**Article**
* * * * *

Alexander McLarin, the Scottish preacher, said, "this is the noblest utterance of the psalmist." Charles Spurgeon said, "The brightness of this Psalm is like unto a sapphire stone that turns the night into day."
Psalm 139 also shows both the poetic genius of David the psalmist of Israel as well as the depth of relationship that this man had with his God. In fact, I've read through this Psalm so many different times and quite a number of times lately just for this study and last week's study, and it was written from the vantage point as if there were only two people in the universe, God and the psalmist. It's a very personal, it's me and you, it's this relationship that he was converned with.
But tonight our focus isn't on the Psalm or on the psalmist but it is on the subject. Mighty, magnificent, omniscient, omnipotent, omnipresent, omnirighteous God. That's the theme of this psalm.

* * * * *

**Dataset extract**
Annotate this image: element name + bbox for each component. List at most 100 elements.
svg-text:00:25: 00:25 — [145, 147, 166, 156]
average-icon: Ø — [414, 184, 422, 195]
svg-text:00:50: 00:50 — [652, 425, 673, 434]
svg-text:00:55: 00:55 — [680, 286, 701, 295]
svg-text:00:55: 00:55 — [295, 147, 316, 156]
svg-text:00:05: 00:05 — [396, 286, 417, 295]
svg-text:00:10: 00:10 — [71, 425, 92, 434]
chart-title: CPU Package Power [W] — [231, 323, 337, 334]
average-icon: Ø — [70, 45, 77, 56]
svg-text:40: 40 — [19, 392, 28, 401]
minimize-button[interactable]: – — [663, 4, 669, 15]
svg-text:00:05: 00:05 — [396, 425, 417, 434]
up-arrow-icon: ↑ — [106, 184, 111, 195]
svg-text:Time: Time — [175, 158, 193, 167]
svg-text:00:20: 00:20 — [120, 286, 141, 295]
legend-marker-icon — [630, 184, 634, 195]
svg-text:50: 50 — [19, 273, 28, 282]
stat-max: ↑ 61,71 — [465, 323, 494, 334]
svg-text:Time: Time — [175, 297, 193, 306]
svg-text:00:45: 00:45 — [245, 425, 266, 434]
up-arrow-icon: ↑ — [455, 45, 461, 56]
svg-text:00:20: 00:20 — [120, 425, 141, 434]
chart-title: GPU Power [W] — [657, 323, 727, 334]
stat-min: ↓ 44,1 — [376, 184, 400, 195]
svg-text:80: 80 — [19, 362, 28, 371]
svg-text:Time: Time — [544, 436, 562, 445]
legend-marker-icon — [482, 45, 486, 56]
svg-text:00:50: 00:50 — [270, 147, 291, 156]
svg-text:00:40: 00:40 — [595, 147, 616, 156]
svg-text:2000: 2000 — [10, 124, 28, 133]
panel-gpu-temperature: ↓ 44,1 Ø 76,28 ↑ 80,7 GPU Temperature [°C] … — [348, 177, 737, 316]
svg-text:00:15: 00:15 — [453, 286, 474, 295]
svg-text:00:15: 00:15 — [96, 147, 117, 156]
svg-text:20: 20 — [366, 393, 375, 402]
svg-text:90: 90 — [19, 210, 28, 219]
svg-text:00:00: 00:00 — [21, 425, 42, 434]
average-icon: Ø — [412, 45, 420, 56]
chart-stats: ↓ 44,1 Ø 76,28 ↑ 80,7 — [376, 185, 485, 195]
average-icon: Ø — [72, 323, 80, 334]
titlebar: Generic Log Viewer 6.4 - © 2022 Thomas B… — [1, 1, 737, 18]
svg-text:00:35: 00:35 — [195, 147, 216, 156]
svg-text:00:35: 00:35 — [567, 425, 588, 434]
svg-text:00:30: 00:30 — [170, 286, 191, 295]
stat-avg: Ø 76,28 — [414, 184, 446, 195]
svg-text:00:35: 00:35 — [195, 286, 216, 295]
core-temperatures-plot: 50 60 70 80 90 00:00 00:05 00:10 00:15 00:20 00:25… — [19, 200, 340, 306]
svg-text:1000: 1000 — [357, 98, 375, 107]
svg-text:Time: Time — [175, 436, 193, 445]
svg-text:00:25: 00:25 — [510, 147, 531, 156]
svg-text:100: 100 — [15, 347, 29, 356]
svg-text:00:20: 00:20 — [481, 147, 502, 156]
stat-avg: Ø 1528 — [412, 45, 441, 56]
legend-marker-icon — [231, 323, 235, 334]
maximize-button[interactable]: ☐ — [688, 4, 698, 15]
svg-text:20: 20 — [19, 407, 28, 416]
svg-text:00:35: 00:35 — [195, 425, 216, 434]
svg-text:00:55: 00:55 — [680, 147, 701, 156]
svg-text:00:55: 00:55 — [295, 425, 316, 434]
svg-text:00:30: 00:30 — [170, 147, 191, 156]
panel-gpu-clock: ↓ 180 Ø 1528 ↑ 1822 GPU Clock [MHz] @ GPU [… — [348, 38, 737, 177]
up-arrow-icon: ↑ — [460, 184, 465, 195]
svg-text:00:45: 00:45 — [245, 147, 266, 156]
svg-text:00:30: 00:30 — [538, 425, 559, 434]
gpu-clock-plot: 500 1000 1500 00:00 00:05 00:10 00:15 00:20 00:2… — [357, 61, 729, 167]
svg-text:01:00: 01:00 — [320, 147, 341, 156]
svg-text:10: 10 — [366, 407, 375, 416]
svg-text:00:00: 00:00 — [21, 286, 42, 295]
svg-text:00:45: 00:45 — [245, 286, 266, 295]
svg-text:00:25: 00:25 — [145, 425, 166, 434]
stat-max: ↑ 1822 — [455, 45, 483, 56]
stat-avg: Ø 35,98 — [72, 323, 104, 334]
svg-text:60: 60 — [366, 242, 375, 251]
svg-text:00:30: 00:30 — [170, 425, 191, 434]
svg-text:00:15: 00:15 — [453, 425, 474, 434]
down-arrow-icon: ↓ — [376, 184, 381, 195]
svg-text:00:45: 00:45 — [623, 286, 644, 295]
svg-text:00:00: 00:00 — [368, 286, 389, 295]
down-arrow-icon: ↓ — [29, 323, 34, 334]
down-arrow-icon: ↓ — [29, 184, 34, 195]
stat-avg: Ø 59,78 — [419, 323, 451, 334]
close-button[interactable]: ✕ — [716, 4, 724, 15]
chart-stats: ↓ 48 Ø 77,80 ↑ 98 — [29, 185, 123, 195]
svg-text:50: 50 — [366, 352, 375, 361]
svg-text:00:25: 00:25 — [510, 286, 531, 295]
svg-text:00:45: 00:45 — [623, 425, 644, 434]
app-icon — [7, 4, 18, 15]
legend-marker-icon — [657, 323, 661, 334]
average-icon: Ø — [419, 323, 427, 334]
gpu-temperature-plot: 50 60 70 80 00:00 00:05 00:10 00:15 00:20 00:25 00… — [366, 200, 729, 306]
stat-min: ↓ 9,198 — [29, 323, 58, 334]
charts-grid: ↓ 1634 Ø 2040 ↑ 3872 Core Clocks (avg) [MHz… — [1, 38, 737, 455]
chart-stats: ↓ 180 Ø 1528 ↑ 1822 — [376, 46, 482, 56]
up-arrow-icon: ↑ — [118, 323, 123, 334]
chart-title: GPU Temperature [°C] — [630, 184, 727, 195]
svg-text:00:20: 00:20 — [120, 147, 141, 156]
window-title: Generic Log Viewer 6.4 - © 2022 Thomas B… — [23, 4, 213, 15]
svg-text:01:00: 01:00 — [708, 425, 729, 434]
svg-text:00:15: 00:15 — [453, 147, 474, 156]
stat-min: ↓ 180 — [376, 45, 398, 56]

* * * * *

**Goals**
A – From the Psalm 139 passage above, reproduce word for word the stretch that begins at "Psalm 139 also" and stops after "was converned with.".
B – In the Psalm 139 passage, what does Charles Spurgeon liken the brightness of the Psalm to?

**Solution set**
A –
Psalm 139 also shows both the poetic genius of David the psalmist of Israel as well as the depth of relationship that this man had with his God. In fact, I've read through this Psalm so many different times and quite a number of times lately just for this study and last week's study, and it was written from the vantage point as if there were only two people in the universe, God and the psalmist. It's a very personal, it's me and you, it's this relationship that he was converned with.

B – A sapphire stone that turns the night into day.